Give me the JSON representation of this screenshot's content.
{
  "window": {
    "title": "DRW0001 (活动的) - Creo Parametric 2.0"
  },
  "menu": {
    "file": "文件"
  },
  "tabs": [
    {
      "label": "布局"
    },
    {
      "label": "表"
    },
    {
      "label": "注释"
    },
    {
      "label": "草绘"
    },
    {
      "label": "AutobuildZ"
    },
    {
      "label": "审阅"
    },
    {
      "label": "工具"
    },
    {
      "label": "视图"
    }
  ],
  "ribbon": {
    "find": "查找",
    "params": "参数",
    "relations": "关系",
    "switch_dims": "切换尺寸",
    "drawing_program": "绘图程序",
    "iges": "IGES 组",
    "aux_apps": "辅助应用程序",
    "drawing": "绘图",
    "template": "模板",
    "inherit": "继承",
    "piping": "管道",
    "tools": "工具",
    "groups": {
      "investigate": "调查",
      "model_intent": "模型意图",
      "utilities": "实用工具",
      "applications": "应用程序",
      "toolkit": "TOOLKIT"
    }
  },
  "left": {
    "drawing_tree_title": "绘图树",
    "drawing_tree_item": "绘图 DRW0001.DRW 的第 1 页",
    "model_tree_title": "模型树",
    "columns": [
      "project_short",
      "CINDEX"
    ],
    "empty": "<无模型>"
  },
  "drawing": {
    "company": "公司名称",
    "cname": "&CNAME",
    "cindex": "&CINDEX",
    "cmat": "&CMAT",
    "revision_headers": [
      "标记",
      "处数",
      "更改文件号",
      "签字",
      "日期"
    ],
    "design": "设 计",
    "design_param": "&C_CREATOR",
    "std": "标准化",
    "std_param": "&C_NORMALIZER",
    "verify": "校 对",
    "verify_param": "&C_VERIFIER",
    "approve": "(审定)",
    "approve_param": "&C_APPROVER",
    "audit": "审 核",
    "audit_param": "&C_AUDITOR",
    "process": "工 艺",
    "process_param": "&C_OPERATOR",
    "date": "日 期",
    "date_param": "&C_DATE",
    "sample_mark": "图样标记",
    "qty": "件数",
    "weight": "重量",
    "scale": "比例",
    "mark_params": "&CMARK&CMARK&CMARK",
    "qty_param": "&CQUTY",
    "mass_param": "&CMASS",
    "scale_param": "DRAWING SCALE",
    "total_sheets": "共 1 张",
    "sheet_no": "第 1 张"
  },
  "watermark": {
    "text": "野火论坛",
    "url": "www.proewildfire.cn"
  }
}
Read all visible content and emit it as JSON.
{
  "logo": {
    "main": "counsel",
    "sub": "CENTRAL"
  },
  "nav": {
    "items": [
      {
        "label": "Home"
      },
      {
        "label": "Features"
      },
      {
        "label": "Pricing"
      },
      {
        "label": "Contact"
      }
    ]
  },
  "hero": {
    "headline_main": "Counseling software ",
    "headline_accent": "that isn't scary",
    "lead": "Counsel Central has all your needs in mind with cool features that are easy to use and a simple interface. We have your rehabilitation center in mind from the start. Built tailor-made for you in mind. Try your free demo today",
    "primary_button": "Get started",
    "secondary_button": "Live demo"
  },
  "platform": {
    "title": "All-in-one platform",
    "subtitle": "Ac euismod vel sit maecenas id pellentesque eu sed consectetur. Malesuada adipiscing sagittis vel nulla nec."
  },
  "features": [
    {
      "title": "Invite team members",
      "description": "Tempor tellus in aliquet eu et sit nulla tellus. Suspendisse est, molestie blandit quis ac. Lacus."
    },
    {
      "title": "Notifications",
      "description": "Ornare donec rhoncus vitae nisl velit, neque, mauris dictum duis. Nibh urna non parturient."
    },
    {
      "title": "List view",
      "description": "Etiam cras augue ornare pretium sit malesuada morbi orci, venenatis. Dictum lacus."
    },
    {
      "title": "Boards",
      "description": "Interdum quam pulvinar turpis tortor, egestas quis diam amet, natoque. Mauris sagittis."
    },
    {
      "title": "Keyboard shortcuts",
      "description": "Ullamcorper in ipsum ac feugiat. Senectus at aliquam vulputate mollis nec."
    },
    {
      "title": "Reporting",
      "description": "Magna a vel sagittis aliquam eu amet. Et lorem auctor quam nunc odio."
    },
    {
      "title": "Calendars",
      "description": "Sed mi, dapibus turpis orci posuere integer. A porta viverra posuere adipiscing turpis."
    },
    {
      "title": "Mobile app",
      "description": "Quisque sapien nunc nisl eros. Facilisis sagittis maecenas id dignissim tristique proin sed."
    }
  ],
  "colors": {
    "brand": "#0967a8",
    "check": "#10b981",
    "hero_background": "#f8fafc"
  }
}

## Written problem
Retype the data in full and match it exactly.

## Result below
Give me the JSON representation of this screenshot's content.
{
  "window": {
    "title": "DRW0001 (活动的) - Creo Parametric 2.0"
  },
  "menu": {
    "file": "文件"
  },
  "tabs": [
    {
      "label": "布局"
    },
    {
      "label": "表"
    },
    {
      "label": "注释"
    },
    {
      "label": "草绘"
    },
    {
      "label": "AutobuildZ"
    },
    {
      "label": "审阅"
    },
    {
      "label": "工具"
    },
    {
      "label": "视图"
    }
  ],
  "ribbon": {
    "find": "查找",
    "params": "参数",
    "relations": "关系",
    "switch_dims": "切换尺寸",
    "drawing_program": "绘图程序",
    "iges": "IGES 组",
    "aux_apps": "辅助应用程序",
    "drawing": "绘图",
    "template": "模板",
    "inherit": "继承",
    "piping": "管道",
    "tools": "工具",
    "groups": {
      "investigate": "调查",
      "model_intent": "模型意图",
      "utilities": "实用工具",
      "applications": "应用程序",
      "toolkit": "TOOLKIT"
    }
  },
  "left": {
    "drawing_tree_title": "绘图树",
    "drawing_tree_item": "绘图 DRW0001.DRW 的第 1 页",
    "model_tree_title": "模型树",
    "columns": [
      "project_short",
      "CINDEX"
    ],
    "empty": "<无模型>"
  },
  "drawing": {
    "company": "公司名称",
    "cname": "&CNAME",
    "cindex": "&CINDEX",
    "cmat": "&CMAT",
    "revision_headers": [
      "标记",
      "处数",
      "更改文件号",
      "签字",
      "日期"
    ],
    "design": "设 计",
    "design_param": "&C_CREATOR",
    "std": "标准化",
    "std_param": "&C_NORMALIZER",
    "verify": "校 对",
    "verify_param": "&C_VERIFIER",
    "approve": "(审定)",
    "approve_param": "&C_APPROVER",
    "audit": "审 核",
    "audit_param": "&C_AUDITOR",
    "process": "工 艺",
    "process_param": "&C_OPERATOR",
    "date": "日 期",
    "date_param": "&C_DATE",
    "sample_mark": "图样标记",
    "qty": "件数",
    "weight": "重量",
    "scale": "比例",
    "mark_params": "&CMARK&CMARK&CMARK",
    "qty_param": "&CQUTY",
    "mass_param": "&CMASS",
    "scale_param": "DRAWING SCALE",
    "total_sheets": "共 1 张",
    "sheet_no": "第 1 张"
  },
  "watermark": {
    "text": "野火论坛",
    "url": "www.proewildfire.cn"
  }
}
Read all visible content and emit it as JSON.
{
  "logo": {
    "main": "counsel",
    "sub": "CENTRAL"
  },
  "nav": {
    "items": [
      {
        "label": "Home"
      },
      {
        "label": "Features"
      },
      {
        "label": "Pricing"
      },
      {
        "label": "Contact"
      }
    ]
  },
  "hero": {
    "headline_main": "Counseling software ",
    "headline_accent": "that isn't scary",
    "lead": "Counsel Central has all your needs in mind with cool features that are easy to use and a simple interface. We have your rehabilitation center in mind from the start. Built tailor-made for you in mind. Try your free demo today",
    "primary_button": "Get started",
    "secondary_button": "Live demo"
  },
  "platform": {
    "title": "All-in-one platform",
    "subtitle": "Ac euismod vel sit maecenas id pellentesque eu sed consectetur. Malesuada adipiscing sagittis vel nulla nec."
  },
  "features": [
    {
      "title": "Invite team members",
      "description": "Tempor tellus in aliquet eu et sit nulla tellus. Suspendisse est, molestie blandit quis ac. Lacus."
    },
    {
      "title": "Notifications",
      "description": "Ornare donec rhoncus vitae nisl velit, neque, mauris dictum duis. Nibh urna non parturient."
    },
    {
      "title": "List view",
      "description": "Etiam cras augue ornare pretium sit malesuada morbi orci, venenatis. Dictum lacus."
    },
    {
      "title": "Boards",
      "description": "Interdum quam pulvinar turpis tortor, egestas quis diam amet, natoque. Mauris sagittis."
    },
    {
      "title": "Keyboard shortcuts",
      "description": "Ullamcorper in ipsum ac feugiat. Senectus at aliquam vulputate mollis nec."
    },
    {
      "title": "Reporting",
      "description": "Magna a vel sagittis aliquam eu amet. Et lorem auctor quam nunc odio."
    },
    {
      "title": "Calendars",
      "description": "Sed mi, dapibus turpis orci posuere integer. A porta viverra posuere adipiscing turpis."
    },
    {
      "title": "Mobile app",
      "description": "Quisque sapien nunc nisl eros. Facilisis sagittis maecenas id dignissim tristique proin sed."
    }
  ],
  "colors": {
    "brand": "#0967a8",
    "check": "#10b981",
    "hero_background": "#f8fafc"
  }
}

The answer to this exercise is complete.